**Brief**
Reproduce the whole summary of the paper on adaptive k-space sampling for pathology prediction, word for word.

**Source document**
== Segment start ==

Adaptive Sampling of k-Space in Magnetic Resonance for Rapid Pathology Prediction
Chen-Yu Yen, Raghav Singhal, Umang Sharma, Rajesh Ranganath, Sumit Chopra, Lerrel Pinto
TL;DR
This work tackles the challenge of long MR scan times by reframing data collection as a sequential decision process that directly optimizes pathology prediction from sparse k-space data. ASMR learns a reinforcement learning policy, via Proximal Policy Optimization, to sequentially select k-space columns with a reward based on the log-likelihood of pathology labels given the undersampled data, bypassing image reconstruction. Across knee, brain, and prostate datasets, ASMR achieves near-fully sampled performance at only $8\%$ of the k-space and outperforms state-of-the-art non-adaptive and reconstruction-optimized sampling methods on most tasks. The results demonstrate the potential for reconstruction-free, adaptive acquisition to enable rapid MR-based screening at population scale, while highlighting avenues for extending to multi-coil data and volumetric/pathology segmentation applications.

== Segment end ==

**Dataset extract**
== Segment start ==

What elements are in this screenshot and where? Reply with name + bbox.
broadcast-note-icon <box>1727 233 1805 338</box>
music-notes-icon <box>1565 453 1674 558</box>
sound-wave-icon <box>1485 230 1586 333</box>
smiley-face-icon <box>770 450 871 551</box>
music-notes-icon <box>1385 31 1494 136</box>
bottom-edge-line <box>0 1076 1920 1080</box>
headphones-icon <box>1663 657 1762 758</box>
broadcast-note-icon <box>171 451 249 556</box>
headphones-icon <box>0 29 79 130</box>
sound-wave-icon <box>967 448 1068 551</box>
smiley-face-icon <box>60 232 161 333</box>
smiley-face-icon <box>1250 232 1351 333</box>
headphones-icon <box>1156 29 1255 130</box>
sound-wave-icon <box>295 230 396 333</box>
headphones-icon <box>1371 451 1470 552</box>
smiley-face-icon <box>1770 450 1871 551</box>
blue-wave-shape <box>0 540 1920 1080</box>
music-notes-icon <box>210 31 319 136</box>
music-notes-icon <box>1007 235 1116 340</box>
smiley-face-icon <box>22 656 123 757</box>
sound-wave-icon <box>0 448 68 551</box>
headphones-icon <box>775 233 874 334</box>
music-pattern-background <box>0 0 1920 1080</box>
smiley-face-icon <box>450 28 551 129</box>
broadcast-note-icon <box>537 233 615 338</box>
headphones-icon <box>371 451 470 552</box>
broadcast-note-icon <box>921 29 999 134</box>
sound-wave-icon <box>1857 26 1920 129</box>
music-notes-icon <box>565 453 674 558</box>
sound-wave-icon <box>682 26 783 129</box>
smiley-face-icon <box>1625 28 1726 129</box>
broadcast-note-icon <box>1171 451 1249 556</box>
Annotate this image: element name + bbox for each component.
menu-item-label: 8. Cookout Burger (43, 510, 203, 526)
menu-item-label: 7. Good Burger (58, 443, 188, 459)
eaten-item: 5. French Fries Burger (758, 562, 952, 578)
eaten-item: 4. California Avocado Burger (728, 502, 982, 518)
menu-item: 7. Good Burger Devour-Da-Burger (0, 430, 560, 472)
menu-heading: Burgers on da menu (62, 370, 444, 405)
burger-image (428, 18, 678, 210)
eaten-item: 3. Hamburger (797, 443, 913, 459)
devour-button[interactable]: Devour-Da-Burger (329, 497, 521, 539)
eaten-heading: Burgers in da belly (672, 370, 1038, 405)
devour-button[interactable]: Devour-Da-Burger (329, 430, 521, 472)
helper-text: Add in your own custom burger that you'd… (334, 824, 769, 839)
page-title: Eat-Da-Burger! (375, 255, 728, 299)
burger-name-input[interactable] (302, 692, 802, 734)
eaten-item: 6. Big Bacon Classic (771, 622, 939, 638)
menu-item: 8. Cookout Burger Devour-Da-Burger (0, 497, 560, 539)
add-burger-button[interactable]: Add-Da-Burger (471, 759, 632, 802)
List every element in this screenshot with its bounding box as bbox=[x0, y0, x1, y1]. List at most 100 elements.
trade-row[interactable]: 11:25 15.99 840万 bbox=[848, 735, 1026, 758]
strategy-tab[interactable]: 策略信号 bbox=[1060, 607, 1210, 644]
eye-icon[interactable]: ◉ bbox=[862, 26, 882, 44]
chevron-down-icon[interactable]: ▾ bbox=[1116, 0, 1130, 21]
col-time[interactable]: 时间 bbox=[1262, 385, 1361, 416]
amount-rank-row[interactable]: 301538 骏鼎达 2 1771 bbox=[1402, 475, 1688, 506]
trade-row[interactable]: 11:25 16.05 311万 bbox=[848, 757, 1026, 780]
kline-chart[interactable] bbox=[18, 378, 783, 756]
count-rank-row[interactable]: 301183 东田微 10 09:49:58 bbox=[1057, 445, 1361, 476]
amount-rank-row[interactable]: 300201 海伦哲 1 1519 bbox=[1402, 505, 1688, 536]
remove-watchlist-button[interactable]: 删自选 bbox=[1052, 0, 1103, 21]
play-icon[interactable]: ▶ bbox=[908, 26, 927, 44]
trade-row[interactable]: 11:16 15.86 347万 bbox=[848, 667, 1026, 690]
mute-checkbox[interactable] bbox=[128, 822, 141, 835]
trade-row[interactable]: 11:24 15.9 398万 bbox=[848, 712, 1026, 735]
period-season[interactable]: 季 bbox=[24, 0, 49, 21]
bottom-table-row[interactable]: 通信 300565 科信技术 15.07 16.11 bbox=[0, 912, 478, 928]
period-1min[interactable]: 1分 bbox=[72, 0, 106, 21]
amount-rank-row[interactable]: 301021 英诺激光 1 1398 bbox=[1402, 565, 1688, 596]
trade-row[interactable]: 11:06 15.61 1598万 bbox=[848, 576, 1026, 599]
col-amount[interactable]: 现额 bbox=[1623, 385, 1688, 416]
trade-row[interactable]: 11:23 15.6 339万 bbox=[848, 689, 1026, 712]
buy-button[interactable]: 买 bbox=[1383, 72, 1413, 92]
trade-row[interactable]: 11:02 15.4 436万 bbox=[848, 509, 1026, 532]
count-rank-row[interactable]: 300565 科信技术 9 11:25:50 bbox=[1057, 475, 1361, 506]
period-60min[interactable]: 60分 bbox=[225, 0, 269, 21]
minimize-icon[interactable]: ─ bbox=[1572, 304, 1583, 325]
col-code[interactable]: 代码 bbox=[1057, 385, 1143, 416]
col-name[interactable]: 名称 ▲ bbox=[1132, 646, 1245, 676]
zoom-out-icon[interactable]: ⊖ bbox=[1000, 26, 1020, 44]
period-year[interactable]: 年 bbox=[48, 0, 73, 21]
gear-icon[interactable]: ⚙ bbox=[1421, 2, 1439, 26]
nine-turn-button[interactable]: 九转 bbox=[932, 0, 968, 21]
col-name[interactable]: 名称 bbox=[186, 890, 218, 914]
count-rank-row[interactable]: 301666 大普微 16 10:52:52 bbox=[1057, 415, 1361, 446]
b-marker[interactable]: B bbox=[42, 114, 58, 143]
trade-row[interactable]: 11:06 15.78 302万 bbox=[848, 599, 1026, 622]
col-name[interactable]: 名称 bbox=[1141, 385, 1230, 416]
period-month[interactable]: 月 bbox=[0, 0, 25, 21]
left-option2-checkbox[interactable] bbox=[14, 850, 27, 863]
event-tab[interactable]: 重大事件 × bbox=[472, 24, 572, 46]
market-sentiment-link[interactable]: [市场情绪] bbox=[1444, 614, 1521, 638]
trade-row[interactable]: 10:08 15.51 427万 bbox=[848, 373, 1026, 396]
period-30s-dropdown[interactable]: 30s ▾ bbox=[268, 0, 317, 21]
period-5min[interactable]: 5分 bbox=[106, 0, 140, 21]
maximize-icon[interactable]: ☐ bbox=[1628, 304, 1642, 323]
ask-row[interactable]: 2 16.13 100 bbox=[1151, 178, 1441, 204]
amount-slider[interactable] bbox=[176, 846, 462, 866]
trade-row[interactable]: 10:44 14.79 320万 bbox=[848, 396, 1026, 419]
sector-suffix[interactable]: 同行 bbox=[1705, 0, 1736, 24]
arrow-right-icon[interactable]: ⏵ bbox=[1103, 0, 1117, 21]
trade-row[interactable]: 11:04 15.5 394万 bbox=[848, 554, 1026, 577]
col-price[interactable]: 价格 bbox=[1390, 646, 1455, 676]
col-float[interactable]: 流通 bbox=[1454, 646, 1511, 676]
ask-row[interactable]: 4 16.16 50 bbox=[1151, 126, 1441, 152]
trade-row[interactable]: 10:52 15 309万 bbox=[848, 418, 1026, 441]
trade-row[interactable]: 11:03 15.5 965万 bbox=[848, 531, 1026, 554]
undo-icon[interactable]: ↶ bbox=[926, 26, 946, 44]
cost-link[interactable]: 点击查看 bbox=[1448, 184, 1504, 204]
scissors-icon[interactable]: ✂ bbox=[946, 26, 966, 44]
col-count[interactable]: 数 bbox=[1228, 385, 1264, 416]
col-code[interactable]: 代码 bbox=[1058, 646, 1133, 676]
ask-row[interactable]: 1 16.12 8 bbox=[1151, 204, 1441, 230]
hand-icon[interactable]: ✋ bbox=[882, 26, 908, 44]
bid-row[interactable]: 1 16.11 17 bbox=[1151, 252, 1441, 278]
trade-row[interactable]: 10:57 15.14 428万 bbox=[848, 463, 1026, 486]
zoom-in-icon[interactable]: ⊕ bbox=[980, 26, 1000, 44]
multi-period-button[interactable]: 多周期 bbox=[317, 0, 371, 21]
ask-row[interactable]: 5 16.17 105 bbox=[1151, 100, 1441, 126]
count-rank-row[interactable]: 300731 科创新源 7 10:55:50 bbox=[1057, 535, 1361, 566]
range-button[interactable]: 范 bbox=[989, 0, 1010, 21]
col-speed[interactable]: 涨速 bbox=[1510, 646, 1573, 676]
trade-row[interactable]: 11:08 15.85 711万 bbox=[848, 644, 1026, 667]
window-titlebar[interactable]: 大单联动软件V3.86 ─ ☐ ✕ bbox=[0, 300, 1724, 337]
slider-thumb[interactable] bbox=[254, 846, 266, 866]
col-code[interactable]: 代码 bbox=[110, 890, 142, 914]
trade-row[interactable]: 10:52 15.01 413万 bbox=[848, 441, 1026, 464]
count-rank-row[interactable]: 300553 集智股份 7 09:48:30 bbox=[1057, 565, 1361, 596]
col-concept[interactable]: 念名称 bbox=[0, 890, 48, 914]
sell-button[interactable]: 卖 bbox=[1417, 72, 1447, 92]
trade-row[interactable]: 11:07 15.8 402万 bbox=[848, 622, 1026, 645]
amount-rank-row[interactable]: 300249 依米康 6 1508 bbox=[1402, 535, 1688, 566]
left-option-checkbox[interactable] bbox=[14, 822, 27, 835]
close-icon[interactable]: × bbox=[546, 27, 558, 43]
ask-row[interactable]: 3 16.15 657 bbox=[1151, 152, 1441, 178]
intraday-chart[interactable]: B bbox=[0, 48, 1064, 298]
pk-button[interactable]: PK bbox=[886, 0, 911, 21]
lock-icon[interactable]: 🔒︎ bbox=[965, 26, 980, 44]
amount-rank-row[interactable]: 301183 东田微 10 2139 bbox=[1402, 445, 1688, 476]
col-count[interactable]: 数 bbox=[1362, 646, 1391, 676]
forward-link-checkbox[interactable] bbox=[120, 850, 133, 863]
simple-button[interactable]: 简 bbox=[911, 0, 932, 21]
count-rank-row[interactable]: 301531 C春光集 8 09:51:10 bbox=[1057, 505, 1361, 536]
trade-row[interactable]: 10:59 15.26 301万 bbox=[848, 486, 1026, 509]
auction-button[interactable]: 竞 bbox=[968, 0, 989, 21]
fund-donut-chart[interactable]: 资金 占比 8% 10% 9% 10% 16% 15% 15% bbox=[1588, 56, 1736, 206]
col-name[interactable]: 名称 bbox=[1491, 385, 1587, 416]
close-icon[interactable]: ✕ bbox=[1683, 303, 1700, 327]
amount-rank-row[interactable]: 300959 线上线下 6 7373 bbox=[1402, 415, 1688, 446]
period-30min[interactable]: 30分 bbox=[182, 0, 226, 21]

== Segment end ==

**Output for this exercise**
Adaptive Sampling of k-Space in Magnetic Resonance for Rapid Pathology Prediction
Chen-Yu Yen, Raghav Singhal, Umang Sharma, Rajesh Ranganath, Sumit Chopra, Lerrel Pinto
TL;DR
This work tackles the challenge of long MR scan times by reframing data collection as a sequential decision process that directly optimizes pathology prediction from sparse k-space data. ASMR learns a reinforcement learning policy, via Proximal Policy Optimization, to sequentially select k-space columns with a reward based on the log-likelihood of pathology labels given the undersampled data, bypassing image reconstruction. Across knee, brain, and prostate datasets, ASMR achieves near-fully sampled performance at only $8\%$ of the k-space and outperforms state-of-the-art non-adaptive and reconstruction-optimized sampling methods on most tasks. The results demonstrate the potential for reconstruction-free, adaptive acquisition to enable rapid MR-based screening at population scale, while highlighting avenues for extending to multi-coil data and volumetric/pathology segmentation applications.